**Your objective:**
Copy out the entries again, unchanged, from the very first line down to and including the line that contains "51, 416, 67]".

**Exercise inputs:**
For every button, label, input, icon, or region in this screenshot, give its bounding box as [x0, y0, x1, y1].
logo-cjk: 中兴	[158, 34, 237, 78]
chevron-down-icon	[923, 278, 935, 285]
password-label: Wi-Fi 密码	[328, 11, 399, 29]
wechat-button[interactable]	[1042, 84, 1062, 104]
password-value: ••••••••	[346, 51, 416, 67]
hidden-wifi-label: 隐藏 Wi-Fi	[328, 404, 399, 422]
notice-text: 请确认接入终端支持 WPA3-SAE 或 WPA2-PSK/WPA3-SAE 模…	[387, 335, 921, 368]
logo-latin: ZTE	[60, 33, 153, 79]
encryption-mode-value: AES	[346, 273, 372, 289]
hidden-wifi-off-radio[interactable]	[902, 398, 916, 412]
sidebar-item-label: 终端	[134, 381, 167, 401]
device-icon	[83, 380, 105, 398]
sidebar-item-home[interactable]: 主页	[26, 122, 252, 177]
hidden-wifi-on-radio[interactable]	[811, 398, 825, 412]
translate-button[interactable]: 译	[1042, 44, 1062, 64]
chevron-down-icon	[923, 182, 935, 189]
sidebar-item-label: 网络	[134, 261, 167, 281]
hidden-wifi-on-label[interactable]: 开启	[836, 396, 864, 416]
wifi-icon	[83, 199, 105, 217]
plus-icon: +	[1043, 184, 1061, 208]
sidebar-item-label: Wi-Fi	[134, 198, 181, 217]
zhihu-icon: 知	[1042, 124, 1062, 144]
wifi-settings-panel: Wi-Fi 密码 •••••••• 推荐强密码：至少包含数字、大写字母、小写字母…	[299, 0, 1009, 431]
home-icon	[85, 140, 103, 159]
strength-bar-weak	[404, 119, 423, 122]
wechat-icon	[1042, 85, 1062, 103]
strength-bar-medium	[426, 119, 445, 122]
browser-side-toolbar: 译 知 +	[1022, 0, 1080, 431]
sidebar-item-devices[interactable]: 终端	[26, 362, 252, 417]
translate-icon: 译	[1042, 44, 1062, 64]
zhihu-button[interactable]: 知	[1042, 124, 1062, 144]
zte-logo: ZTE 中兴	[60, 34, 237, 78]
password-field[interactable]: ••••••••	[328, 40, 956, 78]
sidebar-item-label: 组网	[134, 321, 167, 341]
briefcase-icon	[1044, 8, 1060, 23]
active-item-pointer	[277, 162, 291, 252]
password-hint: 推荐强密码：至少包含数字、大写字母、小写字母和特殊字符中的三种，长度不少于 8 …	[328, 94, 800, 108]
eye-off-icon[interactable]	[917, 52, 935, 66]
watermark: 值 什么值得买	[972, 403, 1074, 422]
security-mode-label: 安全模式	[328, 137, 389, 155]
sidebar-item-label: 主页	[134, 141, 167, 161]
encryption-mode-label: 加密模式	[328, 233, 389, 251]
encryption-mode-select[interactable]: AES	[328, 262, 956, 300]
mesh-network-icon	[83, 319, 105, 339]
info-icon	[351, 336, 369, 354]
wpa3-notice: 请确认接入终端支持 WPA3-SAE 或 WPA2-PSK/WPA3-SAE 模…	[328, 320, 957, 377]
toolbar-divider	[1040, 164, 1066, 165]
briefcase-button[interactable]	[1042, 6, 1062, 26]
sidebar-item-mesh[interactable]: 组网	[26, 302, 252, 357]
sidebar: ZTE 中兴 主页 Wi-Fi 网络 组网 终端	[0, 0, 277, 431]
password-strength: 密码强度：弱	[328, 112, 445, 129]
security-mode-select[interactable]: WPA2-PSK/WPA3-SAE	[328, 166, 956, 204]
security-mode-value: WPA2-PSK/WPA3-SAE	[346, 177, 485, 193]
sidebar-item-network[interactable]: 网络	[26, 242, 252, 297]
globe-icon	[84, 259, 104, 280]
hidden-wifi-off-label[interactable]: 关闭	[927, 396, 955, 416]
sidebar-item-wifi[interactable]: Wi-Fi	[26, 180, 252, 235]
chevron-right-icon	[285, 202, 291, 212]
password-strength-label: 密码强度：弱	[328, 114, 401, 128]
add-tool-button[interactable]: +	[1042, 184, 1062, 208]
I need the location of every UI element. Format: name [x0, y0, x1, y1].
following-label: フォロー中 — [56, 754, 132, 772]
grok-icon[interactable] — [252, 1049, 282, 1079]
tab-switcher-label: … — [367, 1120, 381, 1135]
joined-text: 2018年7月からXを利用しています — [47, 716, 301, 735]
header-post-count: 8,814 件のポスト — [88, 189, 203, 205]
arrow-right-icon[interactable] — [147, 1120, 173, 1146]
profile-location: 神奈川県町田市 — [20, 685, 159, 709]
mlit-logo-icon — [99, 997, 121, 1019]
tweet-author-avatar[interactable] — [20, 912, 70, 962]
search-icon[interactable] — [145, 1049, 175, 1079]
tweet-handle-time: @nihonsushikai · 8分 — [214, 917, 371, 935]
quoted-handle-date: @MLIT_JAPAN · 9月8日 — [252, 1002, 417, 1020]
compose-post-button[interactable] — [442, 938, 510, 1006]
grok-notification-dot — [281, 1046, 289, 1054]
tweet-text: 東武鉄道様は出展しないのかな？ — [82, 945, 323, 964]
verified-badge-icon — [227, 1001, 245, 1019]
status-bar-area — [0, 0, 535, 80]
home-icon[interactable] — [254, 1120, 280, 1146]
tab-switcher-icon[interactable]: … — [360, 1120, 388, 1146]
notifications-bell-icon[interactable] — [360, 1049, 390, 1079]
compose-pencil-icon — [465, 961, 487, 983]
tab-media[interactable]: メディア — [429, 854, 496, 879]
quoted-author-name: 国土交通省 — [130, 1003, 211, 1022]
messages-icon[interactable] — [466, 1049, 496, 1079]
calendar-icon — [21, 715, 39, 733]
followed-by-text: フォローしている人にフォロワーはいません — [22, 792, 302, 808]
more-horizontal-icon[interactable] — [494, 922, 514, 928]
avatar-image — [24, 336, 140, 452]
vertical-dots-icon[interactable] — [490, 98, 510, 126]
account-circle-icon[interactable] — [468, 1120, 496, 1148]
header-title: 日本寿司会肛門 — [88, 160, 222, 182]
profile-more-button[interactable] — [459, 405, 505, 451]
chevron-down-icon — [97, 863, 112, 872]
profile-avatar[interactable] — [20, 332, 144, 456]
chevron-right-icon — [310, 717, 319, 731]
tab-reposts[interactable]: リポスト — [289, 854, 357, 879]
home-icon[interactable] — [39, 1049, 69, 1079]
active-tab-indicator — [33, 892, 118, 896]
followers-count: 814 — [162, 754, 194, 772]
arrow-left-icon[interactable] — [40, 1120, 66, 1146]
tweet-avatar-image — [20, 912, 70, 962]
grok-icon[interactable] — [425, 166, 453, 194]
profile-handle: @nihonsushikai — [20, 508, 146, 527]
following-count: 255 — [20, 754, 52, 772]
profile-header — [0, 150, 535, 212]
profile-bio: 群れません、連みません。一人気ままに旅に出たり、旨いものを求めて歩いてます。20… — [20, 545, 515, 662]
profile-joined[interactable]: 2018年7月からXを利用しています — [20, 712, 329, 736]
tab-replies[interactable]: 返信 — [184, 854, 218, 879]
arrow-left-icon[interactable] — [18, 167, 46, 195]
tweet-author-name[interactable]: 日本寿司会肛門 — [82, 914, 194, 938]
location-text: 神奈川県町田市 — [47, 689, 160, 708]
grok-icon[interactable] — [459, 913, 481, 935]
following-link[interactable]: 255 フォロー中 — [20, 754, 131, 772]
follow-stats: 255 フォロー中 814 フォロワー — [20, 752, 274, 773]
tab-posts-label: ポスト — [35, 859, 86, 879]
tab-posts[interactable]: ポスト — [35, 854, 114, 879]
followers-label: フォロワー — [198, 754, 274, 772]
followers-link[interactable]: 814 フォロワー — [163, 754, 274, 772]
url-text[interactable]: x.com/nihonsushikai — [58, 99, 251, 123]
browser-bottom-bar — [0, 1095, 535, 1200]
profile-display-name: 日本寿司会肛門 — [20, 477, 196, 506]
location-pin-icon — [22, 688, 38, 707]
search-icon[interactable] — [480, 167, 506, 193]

**Solution to this exercise:**
For every button, label, input, icon, or region in this screenshot, give its bounding box as [x0, y0, x1, y1].
logo-cjk: 中兴	[158, 34, 237, 78]
chevron-down-icon	[923, 278, 935, 285]
password-label: Wi-Fi 密码	[328, 11, 399, 29]
wechat-button[interactable]	[1042, 84, 1062, 104]
password-value: ••••••••	[346, 51, 416, 67]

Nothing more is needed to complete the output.